## BEGIN
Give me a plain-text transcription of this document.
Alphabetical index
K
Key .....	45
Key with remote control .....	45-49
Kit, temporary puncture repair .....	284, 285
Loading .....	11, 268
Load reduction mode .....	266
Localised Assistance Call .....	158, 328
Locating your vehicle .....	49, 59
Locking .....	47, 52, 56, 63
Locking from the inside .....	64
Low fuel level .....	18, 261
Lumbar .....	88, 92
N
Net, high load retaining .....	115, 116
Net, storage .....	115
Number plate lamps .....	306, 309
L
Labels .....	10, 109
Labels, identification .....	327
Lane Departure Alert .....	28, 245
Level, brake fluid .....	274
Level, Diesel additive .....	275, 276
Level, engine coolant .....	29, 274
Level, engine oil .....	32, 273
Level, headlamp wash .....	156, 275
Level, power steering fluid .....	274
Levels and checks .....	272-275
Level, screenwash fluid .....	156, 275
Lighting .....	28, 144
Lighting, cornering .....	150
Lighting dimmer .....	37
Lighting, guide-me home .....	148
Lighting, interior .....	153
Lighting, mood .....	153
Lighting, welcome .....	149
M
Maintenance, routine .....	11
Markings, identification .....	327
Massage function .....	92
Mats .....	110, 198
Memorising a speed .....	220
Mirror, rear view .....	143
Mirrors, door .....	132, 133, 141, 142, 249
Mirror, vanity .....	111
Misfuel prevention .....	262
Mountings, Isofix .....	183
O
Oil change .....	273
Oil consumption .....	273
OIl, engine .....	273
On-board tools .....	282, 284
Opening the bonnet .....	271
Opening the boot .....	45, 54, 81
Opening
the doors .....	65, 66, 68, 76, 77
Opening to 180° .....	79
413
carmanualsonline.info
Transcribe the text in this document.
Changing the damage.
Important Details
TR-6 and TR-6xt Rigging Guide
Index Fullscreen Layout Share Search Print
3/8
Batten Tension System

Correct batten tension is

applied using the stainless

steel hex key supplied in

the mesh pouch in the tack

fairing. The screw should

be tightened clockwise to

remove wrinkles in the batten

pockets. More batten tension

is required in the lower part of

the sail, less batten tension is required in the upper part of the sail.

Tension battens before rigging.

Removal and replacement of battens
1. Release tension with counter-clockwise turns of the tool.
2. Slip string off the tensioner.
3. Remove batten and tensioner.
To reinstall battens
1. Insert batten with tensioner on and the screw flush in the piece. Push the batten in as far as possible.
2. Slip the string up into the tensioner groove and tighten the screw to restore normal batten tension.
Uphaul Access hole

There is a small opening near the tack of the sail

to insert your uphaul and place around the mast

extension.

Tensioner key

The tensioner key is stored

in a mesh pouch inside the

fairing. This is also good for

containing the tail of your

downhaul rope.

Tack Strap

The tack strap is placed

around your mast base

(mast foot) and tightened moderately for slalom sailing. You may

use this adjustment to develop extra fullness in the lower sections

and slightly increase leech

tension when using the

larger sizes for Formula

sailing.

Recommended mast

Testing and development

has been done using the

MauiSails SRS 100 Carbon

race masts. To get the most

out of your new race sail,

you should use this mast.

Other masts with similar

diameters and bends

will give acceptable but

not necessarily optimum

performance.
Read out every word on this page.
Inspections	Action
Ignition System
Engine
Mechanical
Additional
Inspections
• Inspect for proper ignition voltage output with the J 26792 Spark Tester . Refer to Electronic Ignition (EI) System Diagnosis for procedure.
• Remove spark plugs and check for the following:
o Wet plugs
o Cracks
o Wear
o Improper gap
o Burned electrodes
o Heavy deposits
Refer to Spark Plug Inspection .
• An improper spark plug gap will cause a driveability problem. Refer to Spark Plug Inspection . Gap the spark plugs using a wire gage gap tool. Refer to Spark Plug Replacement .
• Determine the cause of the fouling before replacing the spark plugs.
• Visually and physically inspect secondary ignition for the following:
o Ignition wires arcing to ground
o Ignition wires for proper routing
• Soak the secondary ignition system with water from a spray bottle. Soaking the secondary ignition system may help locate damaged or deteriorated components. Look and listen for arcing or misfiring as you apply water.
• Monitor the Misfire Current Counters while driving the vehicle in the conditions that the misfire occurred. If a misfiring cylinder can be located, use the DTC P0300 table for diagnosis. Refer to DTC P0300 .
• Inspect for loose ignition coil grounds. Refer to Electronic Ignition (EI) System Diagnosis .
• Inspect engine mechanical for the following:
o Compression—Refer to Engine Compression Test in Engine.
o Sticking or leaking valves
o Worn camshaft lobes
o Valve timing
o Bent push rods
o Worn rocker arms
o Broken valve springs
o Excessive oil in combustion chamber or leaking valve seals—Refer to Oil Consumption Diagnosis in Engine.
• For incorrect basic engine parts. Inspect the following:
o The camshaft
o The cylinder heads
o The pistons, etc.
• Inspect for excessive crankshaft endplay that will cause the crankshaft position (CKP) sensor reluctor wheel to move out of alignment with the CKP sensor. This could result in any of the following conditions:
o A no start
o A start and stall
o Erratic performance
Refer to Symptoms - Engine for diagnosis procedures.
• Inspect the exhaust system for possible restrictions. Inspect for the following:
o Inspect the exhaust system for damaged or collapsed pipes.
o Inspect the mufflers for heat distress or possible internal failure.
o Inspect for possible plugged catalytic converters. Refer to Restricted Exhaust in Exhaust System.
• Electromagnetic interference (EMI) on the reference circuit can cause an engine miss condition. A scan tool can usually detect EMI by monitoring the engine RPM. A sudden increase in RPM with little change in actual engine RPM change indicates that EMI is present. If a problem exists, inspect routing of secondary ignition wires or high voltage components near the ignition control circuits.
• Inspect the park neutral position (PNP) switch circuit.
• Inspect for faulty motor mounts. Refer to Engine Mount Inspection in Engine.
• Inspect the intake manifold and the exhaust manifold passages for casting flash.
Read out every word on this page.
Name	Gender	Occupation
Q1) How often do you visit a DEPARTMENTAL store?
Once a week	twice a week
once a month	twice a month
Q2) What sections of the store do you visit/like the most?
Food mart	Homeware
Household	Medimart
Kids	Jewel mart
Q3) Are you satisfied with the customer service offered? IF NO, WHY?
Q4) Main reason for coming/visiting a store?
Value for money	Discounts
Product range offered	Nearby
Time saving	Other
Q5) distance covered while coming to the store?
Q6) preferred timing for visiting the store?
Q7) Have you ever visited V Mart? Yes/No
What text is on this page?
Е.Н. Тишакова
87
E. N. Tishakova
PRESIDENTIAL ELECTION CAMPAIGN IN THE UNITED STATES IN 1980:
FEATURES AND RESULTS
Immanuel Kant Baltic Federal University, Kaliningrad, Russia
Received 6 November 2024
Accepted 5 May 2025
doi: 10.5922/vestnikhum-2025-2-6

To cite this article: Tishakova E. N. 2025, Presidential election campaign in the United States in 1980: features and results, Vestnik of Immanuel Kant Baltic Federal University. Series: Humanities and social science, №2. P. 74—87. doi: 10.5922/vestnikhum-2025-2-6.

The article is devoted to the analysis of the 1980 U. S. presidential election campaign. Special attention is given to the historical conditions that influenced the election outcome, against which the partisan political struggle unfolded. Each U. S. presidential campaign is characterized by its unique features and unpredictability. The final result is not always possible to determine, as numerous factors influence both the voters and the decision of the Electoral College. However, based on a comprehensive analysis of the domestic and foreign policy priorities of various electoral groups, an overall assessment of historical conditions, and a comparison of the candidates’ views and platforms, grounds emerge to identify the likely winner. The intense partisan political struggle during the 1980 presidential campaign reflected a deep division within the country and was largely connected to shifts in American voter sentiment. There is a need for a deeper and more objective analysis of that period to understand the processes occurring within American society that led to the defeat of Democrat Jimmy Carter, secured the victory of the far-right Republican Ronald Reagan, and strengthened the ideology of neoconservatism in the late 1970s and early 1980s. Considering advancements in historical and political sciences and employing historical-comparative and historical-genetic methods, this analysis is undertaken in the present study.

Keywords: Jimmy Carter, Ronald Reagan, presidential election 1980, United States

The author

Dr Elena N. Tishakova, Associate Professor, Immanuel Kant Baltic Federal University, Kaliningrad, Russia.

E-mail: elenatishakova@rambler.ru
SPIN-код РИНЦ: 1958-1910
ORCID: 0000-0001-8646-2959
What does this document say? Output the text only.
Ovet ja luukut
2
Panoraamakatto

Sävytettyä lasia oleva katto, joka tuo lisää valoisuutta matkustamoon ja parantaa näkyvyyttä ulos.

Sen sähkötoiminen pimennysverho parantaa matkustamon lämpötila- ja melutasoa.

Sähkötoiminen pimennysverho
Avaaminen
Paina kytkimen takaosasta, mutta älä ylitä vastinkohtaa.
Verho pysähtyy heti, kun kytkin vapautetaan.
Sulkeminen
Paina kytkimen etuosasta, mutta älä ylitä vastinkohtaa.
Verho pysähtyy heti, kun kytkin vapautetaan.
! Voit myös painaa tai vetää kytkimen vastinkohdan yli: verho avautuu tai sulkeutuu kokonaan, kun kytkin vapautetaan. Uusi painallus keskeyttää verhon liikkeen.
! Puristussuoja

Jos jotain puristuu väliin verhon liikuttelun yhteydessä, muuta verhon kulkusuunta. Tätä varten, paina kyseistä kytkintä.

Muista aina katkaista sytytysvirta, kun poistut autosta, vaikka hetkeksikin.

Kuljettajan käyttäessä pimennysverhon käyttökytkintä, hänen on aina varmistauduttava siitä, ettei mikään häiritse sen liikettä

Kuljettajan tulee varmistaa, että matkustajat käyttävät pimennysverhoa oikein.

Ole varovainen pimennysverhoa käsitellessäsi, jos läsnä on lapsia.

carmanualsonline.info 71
## END
▶ **Exercise requirements**: Read the entries and show each line that mentions "mesh".

▶ **The answer**:
the mesh pouch in the tack
in a mesh pouch inside the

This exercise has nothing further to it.